(Stored data)
■ ■ ■ ■

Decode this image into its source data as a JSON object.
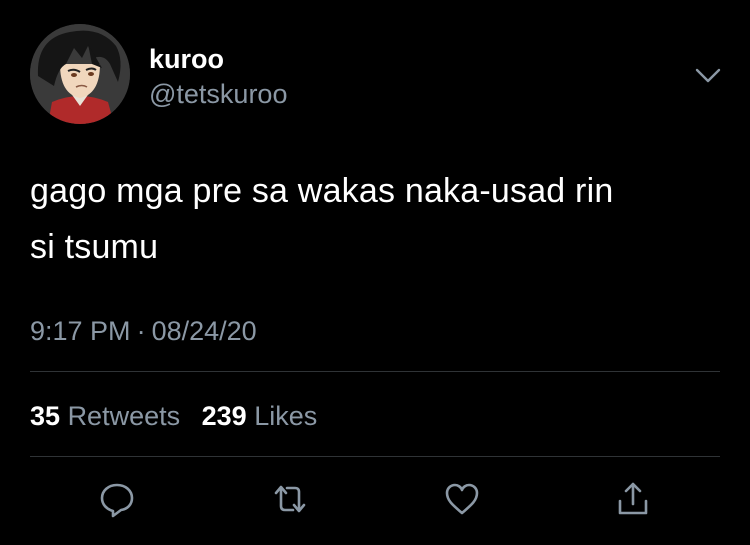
{
  "user": {
    "display_name": "kuroo",
    "handle": "@tetskuroo"
  },
  "tweet": {
    "text_line1": "gago mga pre sa wakas naka-usad rin",
    "text_line2": "si tsumu",
    "time": "9:17 PM",
    "separator": "·",
    "date": "08/24/20"
  },
  "stats": {
    "retweets_count": "35",
    "retweets_label": "Retweets",
    "likes_count": "239",
    "likes_label": "Likes"
  },
  "icons": {
    "menu": "chevron-down-icon",
    "reply": "reply-icon",
    "retweet": "retweet-icon",
    "like": "heart-icon",
    "share": "share-icon"
  },
  "colors": {
    "background": "#000000",
    "text": "#ffffff",
    "secondary_text": "#8b98a5",
    "icon": "#8b98a5"
  }
}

■ ■ ■ ■

Make an exact copy of the records shown above, without the pictures.

Decode this image into its source data as a JSON object.
{
  "user": {
    "display_name": "kuroo",
    "handle": "@tetskuroo"
  },
  "tweet": {
    "text_line1": "gago mga pre sa wakas naka-usad rin",
    "text_line2": "si tsumu",
    "time": "9:17 PM",
    "separator": "·",
    "date": "08/24/20"
  },
  "stats": {
    "retweets_count": "35",
    "retweets_label": "Retweets",
    "likes_count": "239",
    "likes_label": "Likes"
  },
  "icons": {
    "menu": "chevron-down-icon",
    "reply": "reply-icon",
    "retweet": "retweet-icon",
    "like": "heart-icon",
    "share": "share-icon"
  },
  "colors": {
    "background": "#000000",
    "text": "#ffffff",
    "secondary_text": "#8b98a5",
    "icon": "#8b98a5"
  }
}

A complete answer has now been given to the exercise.